**Entries supplied**
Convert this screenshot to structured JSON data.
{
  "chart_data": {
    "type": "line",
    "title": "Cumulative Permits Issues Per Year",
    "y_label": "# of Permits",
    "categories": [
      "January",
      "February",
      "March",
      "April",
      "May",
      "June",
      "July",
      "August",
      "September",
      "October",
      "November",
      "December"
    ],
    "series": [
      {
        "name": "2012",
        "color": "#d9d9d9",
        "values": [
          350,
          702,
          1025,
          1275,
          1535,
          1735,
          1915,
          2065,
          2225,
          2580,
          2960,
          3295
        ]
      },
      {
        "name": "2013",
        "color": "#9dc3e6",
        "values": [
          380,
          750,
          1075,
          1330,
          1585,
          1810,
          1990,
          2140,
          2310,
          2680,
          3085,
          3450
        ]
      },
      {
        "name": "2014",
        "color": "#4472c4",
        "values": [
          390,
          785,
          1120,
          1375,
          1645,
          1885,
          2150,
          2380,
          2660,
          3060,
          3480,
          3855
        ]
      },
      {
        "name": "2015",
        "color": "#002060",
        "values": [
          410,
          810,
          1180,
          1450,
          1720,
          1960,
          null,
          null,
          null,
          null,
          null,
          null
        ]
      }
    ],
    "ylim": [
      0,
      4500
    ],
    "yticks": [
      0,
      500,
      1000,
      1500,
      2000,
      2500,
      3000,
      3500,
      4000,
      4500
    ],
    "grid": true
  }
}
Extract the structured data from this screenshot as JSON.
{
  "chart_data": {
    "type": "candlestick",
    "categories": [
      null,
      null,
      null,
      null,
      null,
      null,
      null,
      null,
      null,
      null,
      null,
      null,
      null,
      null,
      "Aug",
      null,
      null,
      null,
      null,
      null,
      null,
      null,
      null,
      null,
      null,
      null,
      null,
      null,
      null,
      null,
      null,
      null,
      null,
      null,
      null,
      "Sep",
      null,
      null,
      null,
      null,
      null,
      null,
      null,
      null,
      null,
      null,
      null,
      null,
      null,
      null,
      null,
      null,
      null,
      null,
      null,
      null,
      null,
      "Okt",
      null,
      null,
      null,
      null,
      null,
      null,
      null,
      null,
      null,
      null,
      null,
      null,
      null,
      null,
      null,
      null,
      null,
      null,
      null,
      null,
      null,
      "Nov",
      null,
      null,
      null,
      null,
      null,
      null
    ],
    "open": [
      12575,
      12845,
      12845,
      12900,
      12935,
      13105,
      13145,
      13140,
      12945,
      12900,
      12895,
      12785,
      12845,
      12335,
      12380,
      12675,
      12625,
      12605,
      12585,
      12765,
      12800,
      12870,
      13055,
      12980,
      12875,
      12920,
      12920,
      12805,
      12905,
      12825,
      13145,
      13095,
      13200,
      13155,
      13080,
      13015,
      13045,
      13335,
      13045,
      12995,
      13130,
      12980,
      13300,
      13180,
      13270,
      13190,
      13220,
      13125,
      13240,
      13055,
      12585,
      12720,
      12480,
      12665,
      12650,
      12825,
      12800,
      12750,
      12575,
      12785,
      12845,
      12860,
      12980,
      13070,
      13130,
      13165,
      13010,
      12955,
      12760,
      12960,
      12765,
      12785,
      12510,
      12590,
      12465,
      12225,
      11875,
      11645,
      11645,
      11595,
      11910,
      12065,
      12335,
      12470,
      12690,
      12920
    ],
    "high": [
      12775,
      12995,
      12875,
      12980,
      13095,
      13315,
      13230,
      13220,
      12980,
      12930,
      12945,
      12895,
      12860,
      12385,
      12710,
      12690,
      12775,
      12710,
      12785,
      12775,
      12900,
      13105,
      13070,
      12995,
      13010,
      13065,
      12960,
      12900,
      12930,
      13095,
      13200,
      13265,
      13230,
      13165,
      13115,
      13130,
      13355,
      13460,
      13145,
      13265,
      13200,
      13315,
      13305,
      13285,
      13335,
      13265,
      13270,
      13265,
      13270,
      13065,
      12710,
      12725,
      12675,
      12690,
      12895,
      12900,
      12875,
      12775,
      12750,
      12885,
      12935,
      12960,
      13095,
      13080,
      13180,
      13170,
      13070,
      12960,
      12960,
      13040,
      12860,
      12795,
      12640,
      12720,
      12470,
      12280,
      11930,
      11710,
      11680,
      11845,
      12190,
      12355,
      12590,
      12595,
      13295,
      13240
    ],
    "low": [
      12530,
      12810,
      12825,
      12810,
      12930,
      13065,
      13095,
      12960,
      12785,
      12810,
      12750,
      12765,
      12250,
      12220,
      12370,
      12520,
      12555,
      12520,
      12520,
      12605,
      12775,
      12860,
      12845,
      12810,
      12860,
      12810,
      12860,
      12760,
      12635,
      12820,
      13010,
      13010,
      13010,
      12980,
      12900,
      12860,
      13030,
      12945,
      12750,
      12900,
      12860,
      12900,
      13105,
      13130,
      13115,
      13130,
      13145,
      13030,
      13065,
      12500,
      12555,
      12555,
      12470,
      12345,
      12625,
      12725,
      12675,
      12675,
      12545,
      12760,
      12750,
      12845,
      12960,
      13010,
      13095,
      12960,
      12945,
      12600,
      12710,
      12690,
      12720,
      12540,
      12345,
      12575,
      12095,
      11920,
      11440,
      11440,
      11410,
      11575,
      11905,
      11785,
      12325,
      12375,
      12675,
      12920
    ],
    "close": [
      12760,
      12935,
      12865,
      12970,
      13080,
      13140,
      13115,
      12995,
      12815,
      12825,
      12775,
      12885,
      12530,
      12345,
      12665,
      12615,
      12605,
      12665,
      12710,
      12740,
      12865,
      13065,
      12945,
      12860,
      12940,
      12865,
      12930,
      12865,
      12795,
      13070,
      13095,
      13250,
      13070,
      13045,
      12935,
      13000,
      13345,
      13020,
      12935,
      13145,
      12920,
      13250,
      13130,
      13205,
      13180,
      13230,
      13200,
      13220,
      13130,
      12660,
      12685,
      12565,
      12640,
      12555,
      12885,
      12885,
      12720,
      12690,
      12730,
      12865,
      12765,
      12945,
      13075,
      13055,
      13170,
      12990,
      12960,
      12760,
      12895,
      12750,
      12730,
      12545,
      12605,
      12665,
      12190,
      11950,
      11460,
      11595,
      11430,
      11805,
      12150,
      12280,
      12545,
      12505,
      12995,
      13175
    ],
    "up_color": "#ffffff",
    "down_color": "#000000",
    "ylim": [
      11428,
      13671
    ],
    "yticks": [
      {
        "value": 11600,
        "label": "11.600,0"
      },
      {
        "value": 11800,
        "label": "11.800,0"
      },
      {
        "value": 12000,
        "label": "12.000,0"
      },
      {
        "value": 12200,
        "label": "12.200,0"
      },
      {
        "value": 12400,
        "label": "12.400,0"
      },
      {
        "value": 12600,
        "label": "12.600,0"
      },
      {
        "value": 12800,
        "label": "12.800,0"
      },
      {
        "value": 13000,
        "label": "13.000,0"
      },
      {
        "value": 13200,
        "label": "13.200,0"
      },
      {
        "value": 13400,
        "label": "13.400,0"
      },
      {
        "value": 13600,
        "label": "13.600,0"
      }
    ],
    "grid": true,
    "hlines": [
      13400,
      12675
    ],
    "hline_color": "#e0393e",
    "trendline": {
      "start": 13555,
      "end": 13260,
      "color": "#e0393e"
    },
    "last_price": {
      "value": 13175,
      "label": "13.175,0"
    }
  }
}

**Do this**
Which lines hold the word "name"? Return all of them from the records above.

**Full answer**
        "name": "2012",
        "name": "2013",
        "name": "2014",
        "name": "2015",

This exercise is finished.